──────── Records for processing

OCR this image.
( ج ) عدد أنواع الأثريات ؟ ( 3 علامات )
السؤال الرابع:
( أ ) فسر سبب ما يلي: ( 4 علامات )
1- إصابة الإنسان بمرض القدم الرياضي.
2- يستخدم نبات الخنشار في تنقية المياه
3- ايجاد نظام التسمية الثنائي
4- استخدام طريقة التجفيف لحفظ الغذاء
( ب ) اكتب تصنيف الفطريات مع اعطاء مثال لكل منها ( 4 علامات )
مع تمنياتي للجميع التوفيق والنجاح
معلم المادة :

────────────────

_Given task_: Write each line above out exactly.

_Complete response_:
OCR this image.
( ج ) عدد أنواع الأثريات ؟ ( 3 علامات )
السؤال الرابع:
( أ ) فسر سبب ما يلي: ( 4 علامات )
1- إصابة الإنسان بمرض القدم الرياضي.
2- يستخدم نبات الخنشار في تنقية المياه
3- ايجاد نظام التسمية الثنائي
4- استخدام طريقة التجفيف لحفظ الغذاء
( ب ) اكتب تصنيف الفطريات مع اعطاء مثال لكل منها ( 4 علامات )
مع تمنياتي للجميع التوفيق والنجاح
معلم المادة :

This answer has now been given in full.